Problem statement: Write out every record in full, exactly as written, please.
══ Entries shown
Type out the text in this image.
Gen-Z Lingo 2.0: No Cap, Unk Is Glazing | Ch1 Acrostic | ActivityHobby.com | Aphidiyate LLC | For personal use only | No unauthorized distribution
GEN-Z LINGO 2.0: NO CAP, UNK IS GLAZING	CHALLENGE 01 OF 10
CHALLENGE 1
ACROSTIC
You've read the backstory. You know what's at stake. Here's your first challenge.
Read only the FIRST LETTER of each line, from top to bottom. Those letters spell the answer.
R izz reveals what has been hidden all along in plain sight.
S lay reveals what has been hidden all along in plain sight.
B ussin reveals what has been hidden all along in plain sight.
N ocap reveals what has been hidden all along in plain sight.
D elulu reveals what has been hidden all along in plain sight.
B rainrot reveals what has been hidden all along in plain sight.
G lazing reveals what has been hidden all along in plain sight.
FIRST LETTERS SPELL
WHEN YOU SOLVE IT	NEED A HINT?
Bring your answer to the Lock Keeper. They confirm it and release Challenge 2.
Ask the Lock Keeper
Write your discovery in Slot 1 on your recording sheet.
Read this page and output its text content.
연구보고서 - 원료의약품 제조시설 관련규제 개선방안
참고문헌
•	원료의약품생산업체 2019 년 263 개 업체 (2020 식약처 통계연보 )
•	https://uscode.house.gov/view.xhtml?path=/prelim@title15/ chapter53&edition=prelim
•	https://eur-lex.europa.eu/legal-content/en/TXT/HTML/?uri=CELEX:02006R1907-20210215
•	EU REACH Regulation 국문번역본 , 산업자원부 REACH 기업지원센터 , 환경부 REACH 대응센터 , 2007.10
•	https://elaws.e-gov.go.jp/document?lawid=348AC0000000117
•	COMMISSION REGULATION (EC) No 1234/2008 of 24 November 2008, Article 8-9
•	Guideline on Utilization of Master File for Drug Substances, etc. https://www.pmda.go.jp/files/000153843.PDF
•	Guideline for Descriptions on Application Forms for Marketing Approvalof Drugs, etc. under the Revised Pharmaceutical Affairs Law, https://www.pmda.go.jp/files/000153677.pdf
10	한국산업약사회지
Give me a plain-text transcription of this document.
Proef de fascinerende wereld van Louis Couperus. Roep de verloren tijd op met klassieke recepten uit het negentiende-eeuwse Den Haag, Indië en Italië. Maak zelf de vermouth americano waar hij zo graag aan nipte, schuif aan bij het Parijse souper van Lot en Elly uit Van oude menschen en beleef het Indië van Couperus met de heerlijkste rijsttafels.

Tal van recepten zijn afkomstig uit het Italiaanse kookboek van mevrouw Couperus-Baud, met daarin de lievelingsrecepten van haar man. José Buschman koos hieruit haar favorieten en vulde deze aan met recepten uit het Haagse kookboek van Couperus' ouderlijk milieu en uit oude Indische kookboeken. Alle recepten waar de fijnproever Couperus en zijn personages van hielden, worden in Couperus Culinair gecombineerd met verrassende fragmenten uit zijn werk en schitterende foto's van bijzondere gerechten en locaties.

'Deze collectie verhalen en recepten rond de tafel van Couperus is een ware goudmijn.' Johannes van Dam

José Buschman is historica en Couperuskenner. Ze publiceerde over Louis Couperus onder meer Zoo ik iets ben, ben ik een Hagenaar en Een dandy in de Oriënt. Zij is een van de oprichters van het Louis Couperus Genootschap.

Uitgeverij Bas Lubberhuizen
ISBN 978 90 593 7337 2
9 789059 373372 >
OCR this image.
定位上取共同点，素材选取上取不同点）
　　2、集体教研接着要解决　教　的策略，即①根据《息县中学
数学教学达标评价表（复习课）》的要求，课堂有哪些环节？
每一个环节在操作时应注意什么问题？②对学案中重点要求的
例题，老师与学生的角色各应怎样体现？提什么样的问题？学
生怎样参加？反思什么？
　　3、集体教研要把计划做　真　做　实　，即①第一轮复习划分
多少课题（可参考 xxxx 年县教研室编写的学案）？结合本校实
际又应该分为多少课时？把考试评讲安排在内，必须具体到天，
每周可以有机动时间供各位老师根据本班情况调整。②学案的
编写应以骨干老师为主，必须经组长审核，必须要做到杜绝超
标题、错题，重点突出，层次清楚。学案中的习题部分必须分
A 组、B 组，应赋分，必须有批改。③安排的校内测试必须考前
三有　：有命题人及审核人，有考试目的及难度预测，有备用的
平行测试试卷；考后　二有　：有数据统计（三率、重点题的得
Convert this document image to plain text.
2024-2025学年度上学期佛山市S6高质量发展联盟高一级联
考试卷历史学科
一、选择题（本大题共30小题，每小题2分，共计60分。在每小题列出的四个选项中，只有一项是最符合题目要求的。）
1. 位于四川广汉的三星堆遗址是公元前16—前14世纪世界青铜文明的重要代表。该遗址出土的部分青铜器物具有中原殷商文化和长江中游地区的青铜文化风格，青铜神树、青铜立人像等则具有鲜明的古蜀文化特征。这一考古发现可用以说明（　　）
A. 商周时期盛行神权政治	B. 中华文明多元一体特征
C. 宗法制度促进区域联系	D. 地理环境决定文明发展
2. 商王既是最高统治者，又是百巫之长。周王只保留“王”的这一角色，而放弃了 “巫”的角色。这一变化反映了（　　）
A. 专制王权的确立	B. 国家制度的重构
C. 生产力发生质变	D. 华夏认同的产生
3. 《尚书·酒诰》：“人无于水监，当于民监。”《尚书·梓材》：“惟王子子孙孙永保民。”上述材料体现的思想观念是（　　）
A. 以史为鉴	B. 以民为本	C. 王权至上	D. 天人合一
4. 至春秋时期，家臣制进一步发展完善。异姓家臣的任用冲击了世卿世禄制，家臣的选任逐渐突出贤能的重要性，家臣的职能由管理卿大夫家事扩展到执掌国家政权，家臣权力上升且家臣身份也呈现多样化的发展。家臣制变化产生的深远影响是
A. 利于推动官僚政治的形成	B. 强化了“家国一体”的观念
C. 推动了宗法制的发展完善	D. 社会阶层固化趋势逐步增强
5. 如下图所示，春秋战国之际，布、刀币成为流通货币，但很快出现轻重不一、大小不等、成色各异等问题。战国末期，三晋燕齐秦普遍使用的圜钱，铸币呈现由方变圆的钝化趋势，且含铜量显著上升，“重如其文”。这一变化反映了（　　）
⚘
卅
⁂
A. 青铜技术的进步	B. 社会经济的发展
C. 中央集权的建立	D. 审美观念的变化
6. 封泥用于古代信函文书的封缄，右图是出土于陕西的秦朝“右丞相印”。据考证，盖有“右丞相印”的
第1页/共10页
════
Solution below:
Type out the text in this image.
Gen-Z Lingo 2.0: No Cap, Unk Is Glazing | Ch1 Acrostic | ActivityHobby.com | Aphidiyate LLC | For personal use only | No unauthorized distribution
GEN-Z LINGO 2.0: NO CAP, UNK IS GLAZING	CHALLENGE 01 OF 10
CHALLENGE 1
ACROSTIC
You've read the backstory. You know what's at stake. Here's your first challenge.
Read only the FIRST LETTER of each line, from top to bottom. Those letters spell the answer.
R izz reveals what has been hidden all along in plain sight.
S lay reveals what has been hidden all along in plain sight.
B ussin reveals what has been hidden all along in plain sight.
N ocap reveals what has been hidden all along in plain sight.
D elulu reveals what has been hidden all along in plain sight.
B rainrot reveals what has been hidden all along in plain sight.
G lazing reveals what has been hidden all along in plain sight.
FIRST LETTERS SPELL
WHEN YOU SOLVE IT	NEED A HINT?
Bring your answer to the Lock Keeper. They confirm it and release Challenge 2.
Ask the Lock Keeper
Write your discovery in Slot 1 on your recording sheet.
Read this page and output its text content.
연구보고서 - 원료의약품 제조시설 관련규제 개선방안
참고문헌
•	원료의약품생산업체 2019 년 263 개 업체 (2020 식약처 통계연보 )
•	https://uscode.house.gov/view.xhtml?path=/prelim@title15/ chapter53&edition=prelim
•	https://eur-lex.europa.eu/legal-content/en/TXT/HTML/?uri=CELEX:02006R1907-20210215
•	EU REACH Regulation 국문번역본 , 산업자원부 REACH 기업지원센터 , 환경부 REACH 대응센터 , 2007.10
•	https://elaws.e-gov.go.jp/document?lawid=348AC0000000117
•	COMMISSION REGULATION (EC) No 1234/2008 of 24 November 2008, Article 8-9
•	Guideline on Utilization of Master File for Drug Substances, etc. https://www.pmda.go.jp/files/000153843.PDF
•	Guideline for Descriptions on Application Forms for Marketing Approvalof Drugs, etc. under the Revised Pharmaceutical Affairs Law, https://www.pmda.go.jp/files/000153677.pdf
10	한국산업약사회지
Give me a plain-text transcription of this document.
Proef de fascinerende wereld van Louis Couperus. Roep de verloren tijd op met klassieke recepten uit het negentiende-eeuwse Den Haag, Indië en Italië. Maak zelf de vermouth americano waar hij zo graag aan nipte, schuif aan bij het Parijse souper van Lot en Elly uit Van oude menschen en beleef het Indië van Couperus met de heerlijkste rijsttafels.

Tal van recepten zijn afkomstig uit het Italiaanse kookboek van mevrouw Couperus-Baud, met daarin de lievelingsrecepten van haar man. José Buschman koos hieruit haar favorieten en vulde deze aan met recepten uit het Haagse kookboek van Couperus' ouderlijk milieu en uit oude Indische kookboeken. Alle recepten waar de fijnproever Couperus en zijn personages van hielden, worden in Couperus Culinair gecombineerd met verrassende fragmenten uit zijn werk en schitterende foto's van bijzondere gerechten en locaties.

'Deze collectie verhalen en recepten rond de tafel van Couperus is een ware goudmijn.' Johannes van Dam

José Buschman is historica en Couperuskenner. Ze publiceerde over Louis Couperus onder meer Zoo ik iets ben, ben ik een Hagenaar en Een dandy in de Oriënt. Zij is een van de oprichters van het Louis Couperus Genootschap.

Uitgeverij Bas Lubberhuizen
ISBN 978 90 593 7337 2
9 789059 373372 >
OCR this image.
定位上取共同点，素材选取上取不同点）
　　2、集体教研接着要解决　教　的策略，即①根据《息县中学
数学教学达标评价表（复习课）》的要求，课堂有哪些环节？
每一个环节在操作时应注意什么问题？②对学案中重点要求的
例题，老师与学生的角色各应怎样体现？提什么样的问题？学
生怎样参加？反思什么？
　　3、集体教研要把计划做　真　做　实　，即①第一轮复习划分
多少课题（可参考 xxxx 年县教研室编写的学案）？结合本校实
际又应该分为多少课时？把考试评讲安排在内，必须具体到天，
每周可以有机动时间供各位老师根据本班情况调整。②学案的
编写应以骨干老师为主，必须经组长审核，必须要做到杜绝超
标题、错题，重点突出，层次清楚。学案中的习题部分必须分
A 组、B 组，应赋分，必须有批改。③安排的校内测试必须考前
三有　：有命题人及审核人，有考试目的及难度预测，有备用的
平行测试试卷；考后　二有　：有数据统计（三率、重点题的得
Convert this document image to plain text.
2024-2025学年度上学期佛山市S6高质量发展联盟高一级联
考试卷历史学科
一、选择题（本大题共30小题，每小题2分，共计60分。在每小题列出的四个选项中，只有一项是最符合题目要求的。）
1. 位于四川广汉的三星堆遗址是公元前16—前14世纪世界青铜文明的重要代表。该遗址出土的部分青铜器物具有中原殷商文化和长江中游地区的青铜文化风格，青铜神树、青铜立人像等则具有鲜明的古蜀文化特征。这一考古发现可用以说明（　　）
A. 商周时期盛行神权政治	B. 中华文明多元一体特征
C. 宗法制度促进区域联系	D. 地理环境决定文明发展
2. 商王既是最高统治者，又是百巫之长。周王只保留“王”的这一角色，而放弃了 “巫”的角色。这一变化反映了（　　）
A. 专制王权的确立	B. 国家制度的重构
C. 生产力发生质变	D. 华夏认同的产生
3. 《尚书·酒诰》：“人无于水监，当于民监。”《尚书·梓材》：“惟王子子孙孙永保民。”上述材料体现的思想观念是（　　）
A. 以史为鉴	B. 以民为本	C. 王权至上	D. 天人合一
4. 至春秋时期，家臣制进一步发展完善。异姓家臣的任用冲击了世卿世禄制，家臣的选任逐渐突出贤能的重要性，家臣的职能由管理卿大夫家事扩展到执掌国家政权，家臣权力上升且家臣身份也呈现多样化的发展。家臣制变化产生的深远影响是
A. 利于推动官僚政治的形成	B. 强化了“家国一体”的观念
C. 推动了宗法制的发展完善	D. 社会阶层固化趋势逐步增强
5. 如下图所示，春秋战国之际，布、刀币成为流通货币，但很快出现轻重不一、大小不等、成色各异等问题。战国末期，三晋燕齐秦普遍使用的圜钱，铸币呈现由方变圆的钝化趋势，且含铜量显著上升，“重如其文”。这一变化反映了（　　）
⚘
卅
⁂
A. 青铜技术的进步	B. 社会经济的发展
C. 中央集权的建立	D. 审美观念的变化
6. 封泥用于古代信函文书的封缄，右图是出土于陕西的秦朝“右丞相印”。据考证，盖有“右丞相印”的
第1页/共10页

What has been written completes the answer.